» TAREAS PENDIENTES
a. ¿Puedes actualizar el fragmento del testimonio que empieza en las palabras "Esto se lo digo" y termina después de "eyaculaba cada uno.", escribiendo "arma de fuego" en lugar de "revólver"?
b. ¿Cómo quedaría, en versión más breve y con sus datos principales, el párrafo del testimonio que comienza con "Sí, porque además me llevaban detenida"?
c. Según el testimonio, ¿cuántas chicas más había en el prostíbulo de Las Casitas y qué edad tenían?

» FRAGMENTO DADO
================

Poco porque me anestesié, dejé de sentir. No recuerdo la cara del primer varón prostituyente, ni qué me hizo. Sólo recuerdo cuando volví a ducharme, ya sola, en un hotel familiar. Lloraba bajo la ducha. Me había dado cuenta de que para tener ese baño y esa comida caliente tenía que volver a pasar por lo que había pasado un rato antes.
¿Trataste de salir de esa situación?
Sí, porque además me llevaban detenida a cada rato. Y como no tenía un fiolo para arreglar la coima con la policía, me dejaban adentro. Un día, salí del calabozo y compré el diario para buscar trabajo, y encontré un aviso que decía: ‘Se necesita camarera cama adentro, buen pago, en Río Gallegos’. Fui. Le dije al hombre que no sabía ser camarera pero que iba a aprender. Al día siguiente, muy temprano, llegué a Aeroparque. El hombre ya estaba ahí, sacó mi pasaje y me subí por primera vez en la vida a un avión. Cuando llegué, un remisero me llevó a mi nuevo trabajo.
¿El trabajo de camarera había sido un engaño?
Era mentira. Estaba en un prostíbulo de Las Casitas, un barrio entero de Santa Cruz en donde hay uno al lado del otro. Había otras 10 chicas, todas de 16 o 17 años, como yo. Estaban en cinco habitaciones, a las que hoy llamo “cuartos celda”. En la misma habitación en la que dormíamos teníamos que hacer los pases. Quiero ser clara con las palabras, porque “pase” suena a “bienvenido, pase”: un pase es la penetración anal, vaginal y bucal. Y una mujer prostituida puede hacer 30 pases por noche. ¿Puedes imaginar eso?
¿Qué hacías para soportarlo?
Para sobrevivir en este campo de concentración, tenés que separar tu cabeza de tu cuerpo. Yo pensaba en un rico asado, en un helado. Las putas que tienen hijos piensan en ellos: ¿habrán salido del colegio? ¿habrán hecho la tarea? Son segundos, porque después tu cabeza vuelve a registrar lo que te está haciendo el hombre que está encima de tu cuerpo.
¿Qué pasó después?
Esto se lo digo a quienes quieren reglamentar esta violencia como trabajo. Uno de los trabajos sexuales, entre comillas, que le hacen hacer a una mujer prostituida se llama bautismo, fijate qué bonito nombre. Al cuarto día de mi llegada, cerraron el lugar y me quedé sola. Le pregunté a Marta, la traficante que regenteaba el lugar, qué pasaba y me dijo: “Ah Sonia, hoy sólo vienen los amigos de la casa”. Esta mujer tenía un perro adiestrado muy grande, siempre llevaba un revólver en la cintura. Yo era, en la jerga, “la carne nueva”. Empezaron a llegar. Eran 25 hombres de todas las edades. Todos pasaron por mí, no una sino 3 veces cada uno, anal vaginal y bucalmente. Eso es un bautismo: una violación masiva y pública. Recuerdo flashes. Recuerdo que yo miraba a esa mujer, le pedía socorro con la mirada, pero ella sólo anotaba cuántas veces eyaculaba cada uno.

================

» MATERIAL PROPORCIONADO
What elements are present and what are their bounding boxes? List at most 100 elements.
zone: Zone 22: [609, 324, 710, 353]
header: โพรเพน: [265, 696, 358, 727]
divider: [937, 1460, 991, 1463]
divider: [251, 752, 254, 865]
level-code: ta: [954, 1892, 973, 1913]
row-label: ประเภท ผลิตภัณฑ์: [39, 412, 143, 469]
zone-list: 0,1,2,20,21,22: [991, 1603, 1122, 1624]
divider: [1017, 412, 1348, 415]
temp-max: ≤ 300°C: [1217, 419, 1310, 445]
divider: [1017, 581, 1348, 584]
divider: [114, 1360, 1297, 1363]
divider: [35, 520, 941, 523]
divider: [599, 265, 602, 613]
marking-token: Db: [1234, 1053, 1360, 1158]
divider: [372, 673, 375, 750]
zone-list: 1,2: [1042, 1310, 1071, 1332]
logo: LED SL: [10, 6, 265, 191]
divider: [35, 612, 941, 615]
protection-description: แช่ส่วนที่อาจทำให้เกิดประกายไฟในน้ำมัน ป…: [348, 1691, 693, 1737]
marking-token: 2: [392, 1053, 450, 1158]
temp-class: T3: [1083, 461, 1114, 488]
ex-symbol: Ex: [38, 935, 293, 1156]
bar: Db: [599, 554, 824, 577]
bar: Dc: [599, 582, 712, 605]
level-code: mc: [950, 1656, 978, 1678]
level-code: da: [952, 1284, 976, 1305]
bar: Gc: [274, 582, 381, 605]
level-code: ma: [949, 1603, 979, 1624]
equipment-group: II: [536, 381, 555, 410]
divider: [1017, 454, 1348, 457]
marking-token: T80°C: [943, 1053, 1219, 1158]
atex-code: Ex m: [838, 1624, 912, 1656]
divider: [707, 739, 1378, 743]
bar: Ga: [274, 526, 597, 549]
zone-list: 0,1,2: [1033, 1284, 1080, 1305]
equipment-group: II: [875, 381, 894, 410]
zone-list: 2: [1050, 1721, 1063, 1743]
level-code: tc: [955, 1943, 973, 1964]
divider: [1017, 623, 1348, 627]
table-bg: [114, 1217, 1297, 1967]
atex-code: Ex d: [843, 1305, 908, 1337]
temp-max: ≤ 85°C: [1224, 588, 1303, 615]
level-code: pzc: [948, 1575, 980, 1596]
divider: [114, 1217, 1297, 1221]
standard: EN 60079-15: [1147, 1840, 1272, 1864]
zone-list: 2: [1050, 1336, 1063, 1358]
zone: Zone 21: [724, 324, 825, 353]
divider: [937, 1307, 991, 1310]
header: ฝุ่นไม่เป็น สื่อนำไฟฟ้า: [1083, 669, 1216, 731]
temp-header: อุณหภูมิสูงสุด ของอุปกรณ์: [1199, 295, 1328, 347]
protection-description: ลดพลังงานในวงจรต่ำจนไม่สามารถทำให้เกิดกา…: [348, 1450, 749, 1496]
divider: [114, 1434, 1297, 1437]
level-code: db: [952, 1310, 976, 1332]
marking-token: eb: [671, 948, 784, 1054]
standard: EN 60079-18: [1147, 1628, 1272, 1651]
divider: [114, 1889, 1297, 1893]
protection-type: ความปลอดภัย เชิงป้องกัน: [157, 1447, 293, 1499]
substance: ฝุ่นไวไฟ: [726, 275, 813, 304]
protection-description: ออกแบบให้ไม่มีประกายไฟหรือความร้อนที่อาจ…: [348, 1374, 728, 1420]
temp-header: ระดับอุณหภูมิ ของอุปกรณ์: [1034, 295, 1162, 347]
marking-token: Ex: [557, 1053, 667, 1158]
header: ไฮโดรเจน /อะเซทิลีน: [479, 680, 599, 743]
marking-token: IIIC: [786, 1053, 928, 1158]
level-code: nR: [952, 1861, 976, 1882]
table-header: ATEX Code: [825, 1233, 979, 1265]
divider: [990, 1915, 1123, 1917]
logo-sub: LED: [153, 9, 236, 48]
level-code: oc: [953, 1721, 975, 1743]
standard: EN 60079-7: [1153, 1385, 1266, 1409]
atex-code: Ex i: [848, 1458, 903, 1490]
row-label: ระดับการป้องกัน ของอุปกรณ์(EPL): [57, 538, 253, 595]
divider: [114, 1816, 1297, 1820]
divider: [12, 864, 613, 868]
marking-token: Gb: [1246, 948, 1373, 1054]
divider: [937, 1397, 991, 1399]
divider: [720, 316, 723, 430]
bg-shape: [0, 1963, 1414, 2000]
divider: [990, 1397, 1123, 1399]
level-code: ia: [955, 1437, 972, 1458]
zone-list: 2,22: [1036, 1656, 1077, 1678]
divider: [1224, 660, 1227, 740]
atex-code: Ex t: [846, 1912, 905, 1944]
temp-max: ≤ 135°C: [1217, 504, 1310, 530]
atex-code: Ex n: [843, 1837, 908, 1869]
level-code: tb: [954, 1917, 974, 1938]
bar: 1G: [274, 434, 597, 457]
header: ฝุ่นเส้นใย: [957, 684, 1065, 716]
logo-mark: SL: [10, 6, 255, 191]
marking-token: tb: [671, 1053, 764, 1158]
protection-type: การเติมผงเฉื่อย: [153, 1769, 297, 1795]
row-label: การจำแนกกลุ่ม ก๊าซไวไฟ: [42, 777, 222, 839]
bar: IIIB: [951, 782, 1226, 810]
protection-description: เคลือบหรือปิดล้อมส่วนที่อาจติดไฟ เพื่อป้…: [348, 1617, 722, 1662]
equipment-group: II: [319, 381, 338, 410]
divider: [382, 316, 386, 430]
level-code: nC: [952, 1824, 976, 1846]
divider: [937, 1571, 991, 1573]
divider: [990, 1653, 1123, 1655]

================

» EJERCICIO RESUELTO
a.
Esto se lo digo a quienes quieren reglamentar esta violencia como trabajo. Uno de los trabajos sexuales, entre comillas, que le hacen hacer a una mujer prostituida se llama bautismo, fijate qué bonito nombre. Al cuarto día de mi llegada, cerraron el lugar y me quedé sola. Le pregunté a Marta, la traficante que regenteaba el lugar, qué pasaba y me dijo: “Ah Sonia, hoy sólo vienen los amigos de la casa”. Esta mujer tenía un perro adiestrado muy grande, siempre llevaba un arma de fuego en la cintura. Yo era, en la jerga, “la carne nueva”. Empezaron a llegar. Eran 25 hombres de todas las edades. Todos pasaron por mí, no una sino 3 veces cada uno, anal vaginal y bucalmente. Eso es un bautismo: una violación masiva y pública. Recuerdo flashes. Recuerdo que yo miraba a esa mujer, le pedía socorro con la mirada, pero ella sólo anotaba cuántas veces eyaculaba cada uno.

b. Sí. Me detenían a cada rato y, como no tenía un fiolo que arreglara la coima con la policía, me dejaban adentro. Al salir del calabozo, vi en el diario un aviso: "Se necesita camarera cama adentro, buen pago, en Río Gallegos". Le dije al hombre que no sabía ser camarera pero que iba a aprender. Al día siguiente él me sacó el pasaje en Aeroparque, subí por primera vez a un avión y, al llegar, un remisero me llevó al nuevo trabajo.

c. Había otras 10 chicas, todas de 16 o 17 años.